Exercise brief: Using the listing below, please gather every line containing the word "name".

═══ Dataset rows

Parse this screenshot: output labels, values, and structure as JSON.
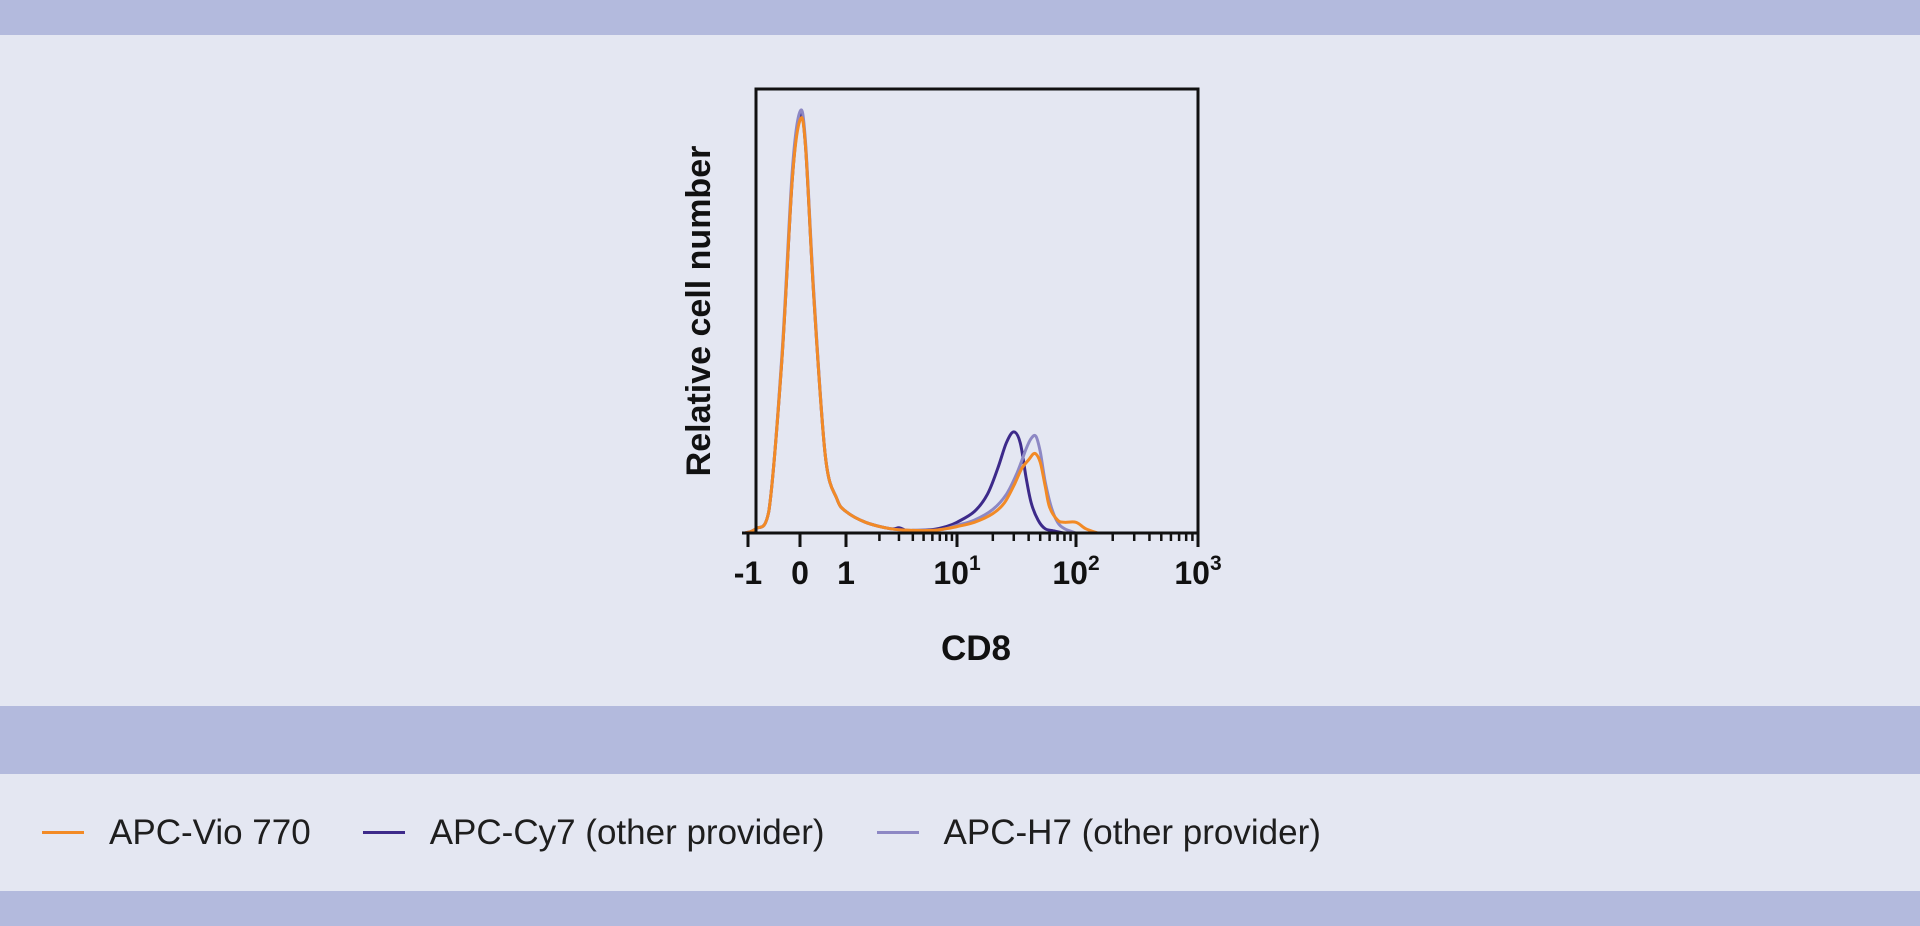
{
  "chart_data": {
    "type": "line",
    "xlabel": "CD8",
    "ylabel": "Relative cell number",
    "x_scale": "biexponential",
    "xticks": [
      {
        "value": -1,
        "label": "-1"
      },
      {
        "value": 0,
        "label": "0"
      },
      {
        "value": 1,
        "label": "1"
      },
      {
        "value": 10,
        "label": "10",
        "sup": "1"
      },
      {
        "value": 100,
        "label": "10",
        "sup": "2"
      },
      {
        "value": 1000,
        "label": "10",
        "sup": "3"
      }
    ],
    "xlim": [
      -1.1,
      1000
    ],
    "ylim": [
      0,
      100
    ],
    "grid": false,
    "legend_position": "bottom",
    "series": [
      {
        "name": "APC-Vio 770",
        "color": "#f28a26",
        "x": [
          -1.05,
          -0.85,
          -0.6,
          -0.35,
          -0.15,
          0,
          0.12,
          0.3,
          0.55,
          0.8,
          1.0,
          1.5,
          2.5,
          4,
          6,
          8,
          10,
          14,
          20,
          25,
          30,
          35,
          40,
          45,
          50,
          55,
          60,
          70,
          80,
          100,
          120,
          150
        ],
        "y": [
          0,
          1,
          5,
          40,
          82,
          96,
          90,
          55,
          18,
          8,
          5,
          2.5,
          1,
          0.6,
          0.6,
          1,
          1.5,
          2.5,
          4.5,
          7,
          11,
          15,
          17,
          18.5,
          16.5,
          11,
          6,
          3,
          2.5,
          2.5,
          1,
          0
        ]
      },
      {
        "name": "APC-Cy7 (other provider)",
        "color": "#3d2a8a",
        "x": [
          -1.05,
          -0.85,
          -0.6,
          -0.35,
          -0.15,
          0,
          0.12,
          0.3,
          0.55,
          0.8,
          1.0,
          1.5,
          2.5,
          3,
          3.5,
          4,
          6,
          8,
          10,
          14,
          18,
          22,
          26,
          30,
          34,
          38,
          42,
          48,
          55,
          65,
          80,
          100
        ],
        "y": [
          0,
          1,
          5,
          40,
          82,
          97,
          90,
          55,
          18,
          8,
          5,
          2.5,
          1,
          1.2,
          0.6,
          0.6,
          0.8,
          1.5,
          2.5,
          5,
          9,
          15,
          21,
          23.5,
          21,
          13,
          7,
          3,
          1,
          0.5,
          0,
          0
        ]
      },
      {
        "name": "APC-H7 (other provider)",
        "color": "#8d88c4",
        "x": [
          -1.05,
          -0.85,
          -0.6,
          -0.35,
          -0.15,
          0,
          0.12,
          0.3,
          0.55,
          0.8,
          1.0,
          1.5,
          2.5,
          4,
          6,
          8,
          10,
          14,
          20,
          26,
          32,
          38,
          42,
          46,
          50,
          55,
          62,
          70,
          80,
          100
        ],
        "y": [
          0,
          1,
          5,
          41,
          84,
          98,
          91,
          56,
          18,
          8,
          5,
          2.5,
          1,
          0.6,
          0.6,
          1,
          1.8,
          3,
          5.5,
          9,
          14,
          19.5,
          22,
          22.5,
          19,
          12,
          6,
          2.5,
          1,
          0
        ]
      }
    ]
  }
}
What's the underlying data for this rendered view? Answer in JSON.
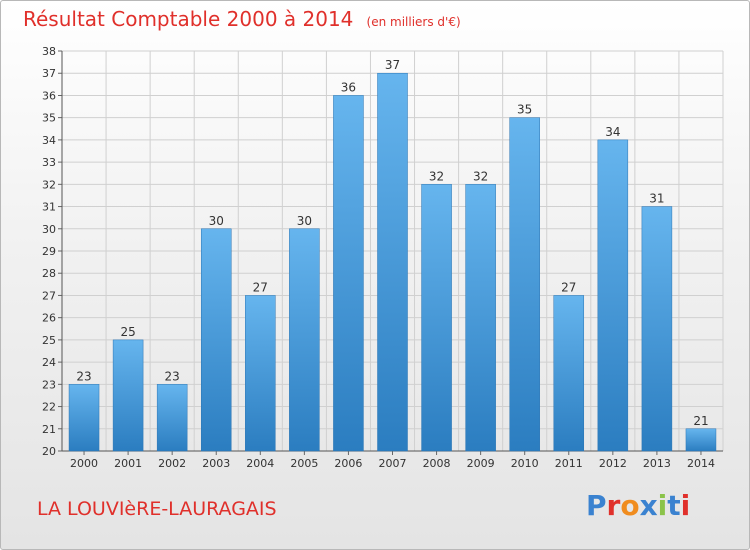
{
  "header": {
    "title": "Résultat Comptable 2000 à 2014",
    "unit": "(en milliers d'€)"
  },
  "footer": {
    "place": "LA LOUVIèRE-LAURAGAIS",
    "logo": "Proxiti",
    "logo_colors": [
      "#3a82d0",
      "#e0302b",
      "#f08c1e",
      "#3a82d0",
      "#8bc34a",
      "#3a82d0",
      "#e0302b"
    ]
  },
  "colors": {
    "bar_top": "#66b5ee",
    "bar_bottom": "#2b7dc0",
    "bar_edge": "#2a74b3",
    "title": "#e0302b",
    "grid": "#d0d0d0"
  },
  "chart_data": {
    "type": "bar",
    "categories": [
      "2000",
      "2001",
      "2002",
      "2003",
      "2004",
      "2005",
      "2006",
      "2007",
      "2008",
      "2009",
      "2010",
      "2011",
      "2012",
      "2013",
      "2014"
    ],
    "values": [
      23,
      25,
      23,
      30,
      27,
      30,
      36,
      37,
      32,
      32,
      35,
      27,
      34,
      31,
      21
    ],
    "ylim": [
      20,
      38
    ],
    "yticks": [
      20,
      21,
      22,
      23,
      24,
      25,
      26,
      27,
      28,
      29,
      30,
      31,
      32,
      33,
      34,
      35,
      36,
      37,
      38
    ],
    "grid": true
  }
}
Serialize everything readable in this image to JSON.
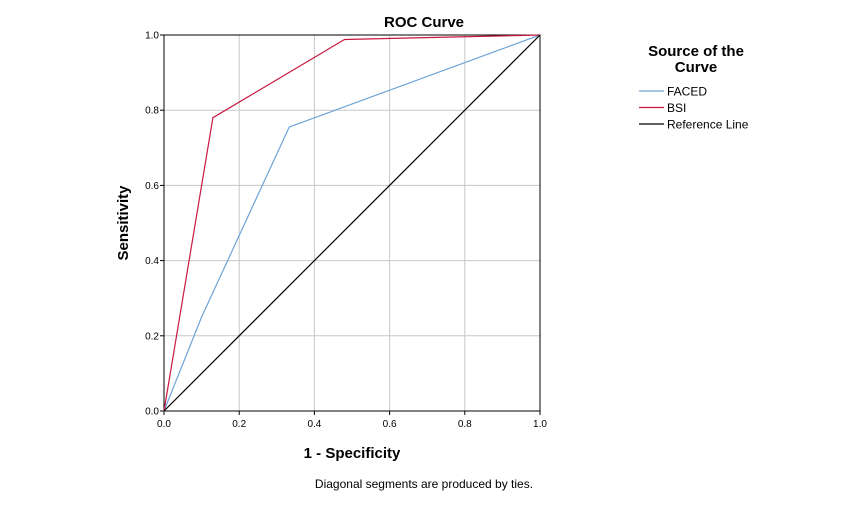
{
  "chart_data": {
    "type": "line",
    "title": "ROC Curve",
    "xlabel": "1 - Specificity",
    "ylabel": "Sensitivity",
    "xlim": [
      0,
      1
    ],
    "ylim": [
      0,
      1
    ],
    "x_ticks": [
      "0.0",
      "0.2",
      "0.4",
      "0.6",
      "0.8",
      "1.0"
    ],
    "y_ticks": [
      "0.0",
      "0.2",
      "0.4",
      "0.6",
      "0.8",
      "1.0"
    ],
    "grid": true,
    "legend": {
      "title_line1": "Source of the",
      "title_line2": "Curve",
      "placement": "right"
    },
    "series": [
      {
        "name": "FACED",
        "color": "#6fa3d8",
        "points": [
          [
            0,
            0
          ],
          [
            0.1,
            0.25
          ],
          [
            0.333,
            0.755
          ],
          [
            1,
            1
          ]
        ]
      },
      {
        "name": "BSI",
        "color": "#c8183f",
        "points": [
          [
            0,
            0
          ],
          [
            0.13,
            0.78
          ],
          [
            0.48,
            0.988
          ],
          [
            1,
            1
          ]
        ]
      },
      {
        "name": "Reference Line",
        "color": "#000000",
        "points": [
          [
            0,
            0
          ],
          [
            1,
            1
          ]
        ]
      }
    ],
    "footnote": "Diagonal segments are produced by ties."
  }
}
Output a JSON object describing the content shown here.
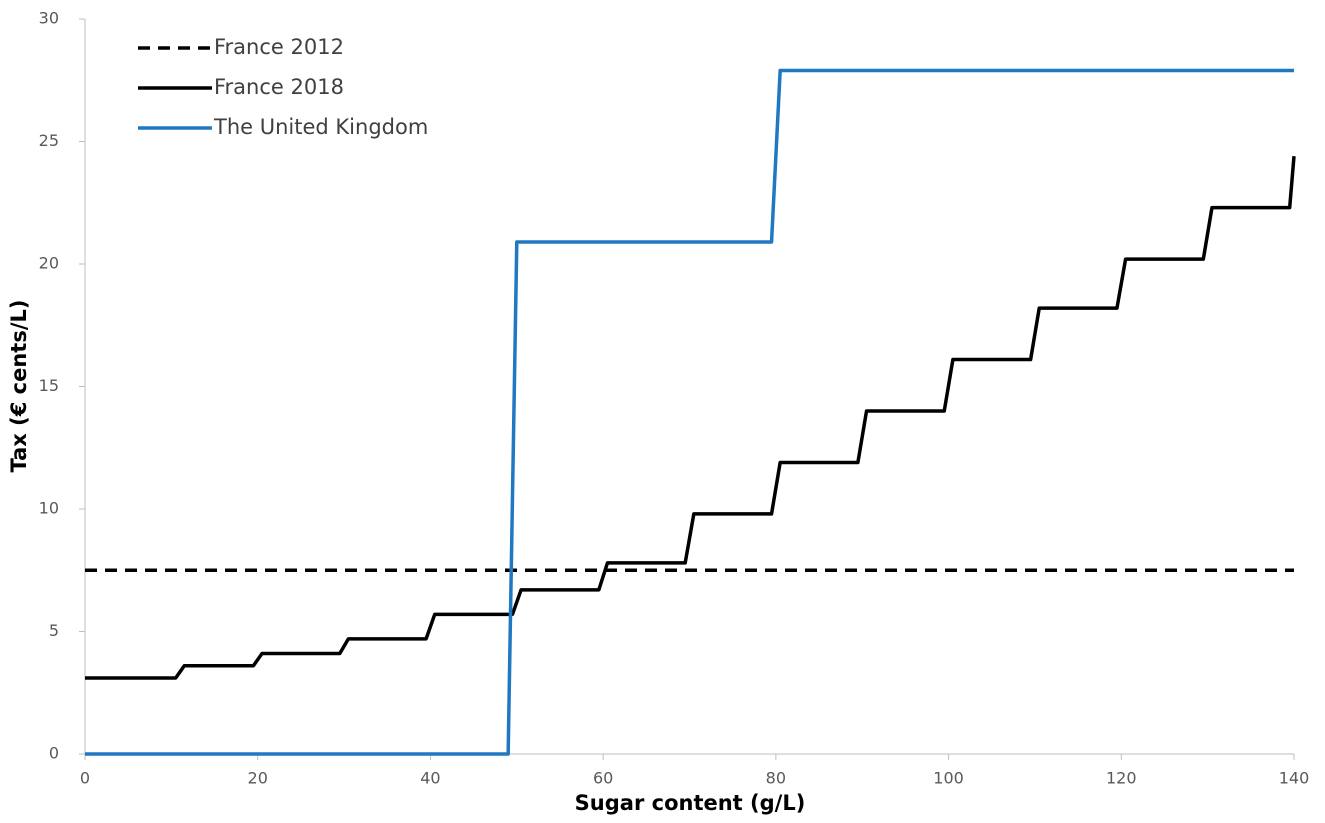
{
  "chart_data": {
    "type": "line",
    "xlabel": "Sugar content (g/L)",
    "ylabel": "Tax (€ cents/L)",
    "xlim": [
      0,
      140
    ],
    "xticks": [
      0,
      20,
      40,
      60,
      80,
      100,
      120,
      140
    ],
    "ylim": [
      0,
      30
    ],
    "yticks": [
      0,
      5,
      10,
      15,
      20,
      25,
      30
    ],
    "grid": false,
    "legend": "top-left",
    "series": [
      {
        "name": "France 2012",
        "color": "#000000",
        "dashed": true,
        "x": [
          0,
          140
        ],
        "values": [
          7.5,
          7.5
        ]
      },
      {
        "name": "France 2018",
        "color": "#000000",
        "dashed": false,
        "x": [
          0,
          10.5,
          11.5,
          19.5,
          20.5,
          29.5,
          30.5,
          39.5,
          40.5,
          49.5,
          50.5,
          59.5,
          60.5,
          69.5,
          70.5,
          79.5,
          80.5,
          89.5,
          90.5,
          99.5,
          100.5,
          109.5,
          110.5,
          119.5,
          120.5,
          129.5,
          130.5,
          139.5,
          140
        ],
        "values": [
          3.1,
          3.1,
          3.6,
          3.6,
          4.1,
          4.1,
          4.7,
          4.7,
          5.7,
          5.7,
          6.7,
          6.7,
          7.8,
          7.8,
          9.8,
          9.8,
          11.9,
          11.9,
          14.0,
          14.0,
          16.1,
          16.1,
          18.2,
          18.2,
          20.2,
          20.2,
          22.3,
          22.3,
          24.4
        ]
      },
      {
        "name": "The United Kingdom",
        "color": "#1f78c1",
        "dashed": false,
        "x": [
          0,
          49,
          50,
          79.5,
          80.5,
          140
        ],
        "values": [
          0,
          0,
          20.9,
          20.9,
          27.9,
          27.9
        ]
      }
    ]
  }
}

══════

The completed task:
        "name": "APC-Vio 770",
        "name": "APC-Cy7 (other provider)",
        "name": "APC-H7 (other provider)",
        "name": "FACED",
        "name": "BSI",
        "name": "Reference Line",
        "name": "France 2012",
        "name": "France 2018",
        "name": "The United Kingdom",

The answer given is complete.